**DIRECTIVE**
Work out how many lines of the listing hold the string "وكتب". Answer with that number alone.

━━ EXTRACTED INFORMATION

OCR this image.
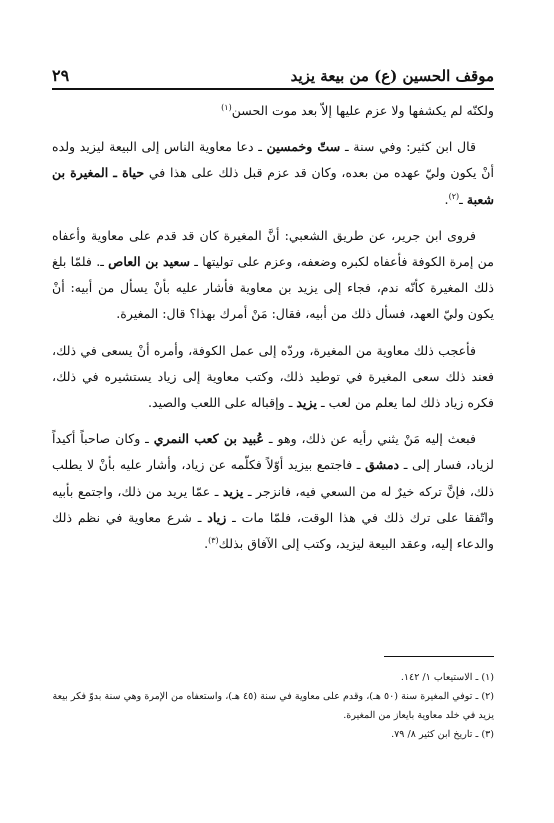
موقف الحسين (ع) من بيعة يزيد
٢٩

ولكنّه لم يكشفها ولا عزم عليها إلاّ بعد موت الحسن$^{(١)}$

قال ابن كثير: وفي سنة ـ ستّ وخمسين ـ دعا معاوية الناس إلى البيعة ليزيد ولده أنْ يكون وليّ عهده من بعده، وكان قد عزم قبل ذلك على هذا في حياة ـ المغيرة بن شعبة ـ$^{(٢)}$.

فروى ابن جرير، عن طريق الشعبي: أنَّ المغيرة كان قد قدم على معاوية وأعفاه من إمرة الكوفة فأعفاه لكبره وضعفه، وعزم على توليتها ـ سعيد بن العاص ـ. فلمّا بلغ ذلك المغيرة كأنّه ندم، فجاء إلى يزيد بن معاوية فأشار عليه بأنْ يسأل من أبيه: أنْ يكون وليّ العهد، فسأل ذلك من أبيه، فقال: مَنْ أمرك بهذا؟ قال: المغيرة.

فأعجب ذلك معاوية من المغيرة، وردّه إلى عمل الكوفة، وأمره أنْ يسعى في ذلك، فعند ذلك سعى المغيرة في توطيد ذلك، وكتب معاوية إلى زياد يستشيره في ذلك، فكره زياد ذلك لما يعلم من لعب ـ يزيد ـ وإقباله على اللعب والصيد.

فبعث إليه مَنْ يثني رأيه عن ذلك، وهو ـ عُبيد بن كعب النمري ـ وكان صاحباً أكيداً لزياد، فسار إلى ـ دمشق ـ فاجتمع بيزيد أوّلاً فكلّمه عن زياد، وأشار عليه بأنْ لا يطلب ذلك، فإنَّ تركه خيرٌ له من السعي فيه، فانزجر ـ يزيد ـ عمّا يريد من ذلك، واجتمع بأبيه واتّفقا على ترك ذلك في هذا الوقت، فلمّا مات ـ زياد ـ شرع معاوية في نظم ذلك والدعاء إليه، وعقد البيعة ليزيد، وكتب إلى الآفاق بذلك$^{(٣)}$.

(١) ـ الاستيعاب ١/ ١٤٢.

(٢) ـ توفي المغيرة سنة (٥٠ هـ)، وقدم على معاوية في سنة (٤٥ هـ)، واستعفاه من الإمرة وهي سنة بدوّ فكر بيعة يزيد في خلد معاوية بايعاز من المغيرة.

(٣) ـ تاريخ ابن كثير ٨/ ٧٩.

━━━━

**EXPECTED OUTPUT**
2